Copy out every one of the following items line for line, leaving each character unchanged.

═════ DATASET RECORDS ═════

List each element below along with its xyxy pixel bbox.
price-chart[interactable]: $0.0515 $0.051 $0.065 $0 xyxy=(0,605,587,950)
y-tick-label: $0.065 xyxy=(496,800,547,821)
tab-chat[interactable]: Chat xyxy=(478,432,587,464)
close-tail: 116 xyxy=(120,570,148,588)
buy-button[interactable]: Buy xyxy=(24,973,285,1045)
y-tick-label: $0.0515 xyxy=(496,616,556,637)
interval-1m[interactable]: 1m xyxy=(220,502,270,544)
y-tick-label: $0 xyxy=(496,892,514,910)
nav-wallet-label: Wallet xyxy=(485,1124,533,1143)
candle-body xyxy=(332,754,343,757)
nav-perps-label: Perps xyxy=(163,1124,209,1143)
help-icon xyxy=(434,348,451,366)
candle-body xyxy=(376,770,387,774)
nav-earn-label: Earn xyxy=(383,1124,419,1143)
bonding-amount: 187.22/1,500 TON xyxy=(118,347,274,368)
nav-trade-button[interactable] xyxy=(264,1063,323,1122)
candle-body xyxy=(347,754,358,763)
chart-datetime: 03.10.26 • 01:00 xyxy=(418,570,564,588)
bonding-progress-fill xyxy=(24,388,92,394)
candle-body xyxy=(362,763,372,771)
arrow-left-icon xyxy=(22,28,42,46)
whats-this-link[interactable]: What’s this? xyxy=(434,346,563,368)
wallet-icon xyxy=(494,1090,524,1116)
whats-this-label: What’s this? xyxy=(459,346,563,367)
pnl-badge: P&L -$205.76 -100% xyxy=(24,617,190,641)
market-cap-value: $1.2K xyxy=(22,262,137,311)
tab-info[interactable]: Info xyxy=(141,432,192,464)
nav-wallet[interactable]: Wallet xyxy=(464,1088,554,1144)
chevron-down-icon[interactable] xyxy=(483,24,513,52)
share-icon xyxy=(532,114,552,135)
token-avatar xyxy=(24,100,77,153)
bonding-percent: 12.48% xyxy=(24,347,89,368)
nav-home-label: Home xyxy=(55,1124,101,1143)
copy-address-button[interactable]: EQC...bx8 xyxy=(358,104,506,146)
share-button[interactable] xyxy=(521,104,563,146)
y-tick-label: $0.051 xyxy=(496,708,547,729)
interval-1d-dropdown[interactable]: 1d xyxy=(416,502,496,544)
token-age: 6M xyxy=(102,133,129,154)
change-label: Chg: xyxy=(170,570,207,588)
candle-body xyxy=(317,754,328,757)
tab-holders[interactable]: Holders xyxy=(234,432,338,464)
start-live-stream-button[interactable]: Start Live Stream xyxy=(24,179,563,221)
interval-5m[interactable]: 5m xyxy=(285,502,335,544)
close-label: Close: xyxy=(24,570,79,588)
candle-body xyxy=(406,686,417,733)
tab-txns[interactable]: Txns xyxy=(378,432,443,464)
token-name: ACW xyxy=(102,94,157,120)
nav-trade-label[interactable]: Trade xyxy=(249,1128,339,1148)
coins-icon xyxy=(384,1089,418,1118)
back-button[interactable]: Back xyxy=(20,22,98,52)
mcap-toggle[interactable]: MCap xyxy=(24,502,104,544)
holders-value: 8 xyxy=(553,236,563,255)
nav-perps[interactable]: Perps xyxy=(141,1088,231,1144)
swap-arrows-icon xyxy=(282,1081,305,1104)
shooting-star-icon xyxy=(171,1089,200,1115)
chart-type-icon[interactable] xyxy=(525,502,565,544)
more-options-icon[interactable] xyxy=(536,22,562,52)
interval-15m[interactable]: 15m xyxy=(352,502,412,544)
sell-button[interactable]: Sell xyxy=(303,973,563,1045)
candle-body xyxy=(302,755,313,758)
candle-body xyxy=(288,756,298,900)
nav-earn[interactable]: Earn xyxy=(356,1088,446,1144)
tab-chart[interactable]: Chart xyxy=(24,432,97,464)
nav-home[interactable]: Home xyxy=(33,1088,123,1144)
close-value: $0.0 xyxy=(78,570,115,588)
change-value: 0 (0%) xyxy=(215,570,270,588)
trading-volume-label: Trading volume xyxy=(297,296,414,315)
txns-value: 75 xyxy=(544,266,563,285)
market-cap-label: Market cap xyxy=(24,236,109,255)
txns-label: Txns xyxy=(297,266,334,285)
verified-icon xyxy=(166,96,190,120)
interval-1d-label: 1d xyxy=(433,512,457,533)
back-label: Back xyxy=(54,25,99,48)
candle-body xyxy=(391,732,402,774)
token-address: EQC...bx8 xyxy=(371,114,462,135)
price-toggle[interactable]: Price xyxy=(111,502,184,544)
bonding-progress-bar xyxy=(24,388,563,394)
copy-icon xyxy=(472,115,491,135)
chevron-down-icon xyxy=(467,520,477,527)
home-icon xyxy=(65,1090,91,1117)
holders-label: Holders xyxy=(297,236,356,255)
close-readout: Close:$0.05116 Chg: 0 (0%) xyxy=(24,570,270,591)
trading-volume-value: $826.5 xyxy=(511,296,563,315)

═════

■ **RESULT**
List each element below along with its xyxy pixel bbox.
price-chart[interactable]: $0.0515 $0.051 $0.065 $0 xyxy=(0,605,587,950)
y-tick-label: $0.065 xyxy=(496,800,547,821)
tab-chat[interactable]: Chat xyxy=(478,432,587,464)
close-tail: 116 xyxy=(120,570,148,588)
buy-button[interactable]: Buy xyxy=(24,973,285,1045)
y-tick-label: $0.0515 xyxy=(496,616,556,637)
interval-1m[interactable]: 1m xyxy=(220,502,270,544)
y-tick-label: $0 xyxy=(496,892,514,910)
nav-wallet-label: Wallet xyxy=(485,1124,533,1143)
candle-body xyxy=(332,754,343,757)
nav-perps-label: Perps xyxy=(163,1124,209,1143)
help-icon xyxy=(434,348,451,366)
candle-body xyxy=(376,770,387,774)
nav-earn-label: Earn xyxy=(383,1124,419,1143)
bonding-amount: 187.22/1,500 TON xyxy=(118,347,274,368)
nav-trade-button[interactable] xyxy=(264,1063,323,1122)
candle-body xyxy=(347,754,358,763)
chart-datetime: 03.10.26 • 01:00 xyxy=(418,570,564,588)
bonding-progress-fill xyxy=(24,388,92,394)
candle-body xyxy=(362,763,372,771)
arrow-left-icon xyxy=(22,28,42,46)
whats-this-link[interactable]: What’s this? xyxy=(434,346,563,368)
wallet-icon xyxy=(494,1090,524,1116)
whats-this-label: What’s this? xyxy=(459,346,563,367)
pnl-badge: P&L -$205.76 -100% xyxy=(24,617,190,641)
market-cap-value: $1.2K xyxy=(22,262,137,311)
tab-info[interactable]: Info xyxy=(141,432,192,464)
nav-wallet[interactable]: Wallet xyxy=(464,1088,554,1144)
chevron-down-icon[interactable] xyxy=(483,24,513,52)
share-icon xyxy=(532,114,552,135)
token-avatar xyxy=(24,100,77,153)
bonding-percent: 12.48% xyxy=(24,347,89,368)
nav-home-label: Home xyxy=(55,1124,101,1143)
copy-address-button[interactable]: EQC...bx8 xyxy=(358,104,506,146)
share-button[interactable] xyxy=(521,104,563,146)
y-tick-label: $0.051 xyxy=(496,708,547,729)
interval-1d-dropdown[interactable]: 1d xyxy=(416,502,496,544)
token-age: 6M xyxy=(102,133,129,154)
change-label: Chg: xyxy=(170,570,207,588)
candle-body xyxy=(317,754,328,757)
tab-holders[interactable]: Holders xyxy=(234,432,338,464)
start-live-stream-button[interactable]: Start Live Stream xyxy=(24,179,563,221)
interval-5m[interactable]: 5m xyxy=(285,502,335,544)
close-label: Close: xyxy=(24,570,79,588)
candle-body xyxy=(406,686,417,733)
tab-txns[interactable]: Txns xyxy=(378,432,443,464)
token-name: ACW xyxy=(102,94,157,120)
nav-trade-label[interactable]: Trade xyxy=(249,1128,339,1148)
coins-icon xyxy=(384,1089,418,1118)
back-button[interactable]: Back xyxy=(20,22,98,52)
mcap-toggle[interactable]: MCap xyxy=(24,502,104,544)
holders-value: 8 xyxy=(553,236,563,255)
nav-perps[interactable]: Perps xyxy=(141,1088,231,1144)
swap-arrows-icon xyxy=(282,1081,305,1104)
shooting-star-icon xyxy=(171,1089,200,1115)
chart-type-icon[interactable] xyxy=(525,502,565,544)
more-options-icon[interactable] xyxy=(536,22,562,52)
interval-15m[interactable]: 15m xyxy=(352,502,412,544)
sell-button[interactable]: Sell xyxy=(303,973,563,1045)
candle-body xyxy=(302,755,313,758)
candle-body xyxy=(288,756,298,900)
nav-earn[interactable]: Earn xyxy=(356,1088,446,1144)
tab-chart[interactable]: Chart xyxy=(24,432,97,464)
nav-home[interactable]: Home xyxy=(33,1088,123,1144)
close-value: $0.0 xyxy=(78,570,115,588)
change-value: 0 (0%) xyxy=(215,570,270,588)
trading-volume-label: Trading volume xyxy=(297,296,414,315)
txns-value: 75 xyxy=(544,266,563,285)
market-cap-label: Market cap xyxy=(24,236,109,255)
txns-label: Txns xyxy=(297,266,334,285)
verified-icon xyxy=(166,96,190,120)
interval-1d-label: 1d xyxy=(433,512,457,533)
back-label: Back xyxy=(54,25,99,48)
candle-body xyxy=(391,732,402,774)
token-address: EQC...bx8 xyxy=(371,114,462,135)
price-toggle[interactable]: Price xyxy=(111,502,184,544)
bonding-progress-bar xyxy=(24,388,563,394)
copy-icon xyxy=(472,115,491,135)
chevron-down-icon xyxy=(467,520,477,527)
home-icon xyxy=(65,1090,91,1117)
holders-label: Holders xyxy=(297,236,356,255)
close-readout: Close:$0.05116 Chg: 0 (0%) xyxy=(24,570,270,591)
trading-volume-value: $826.5 xyxy=(511,296,563,315)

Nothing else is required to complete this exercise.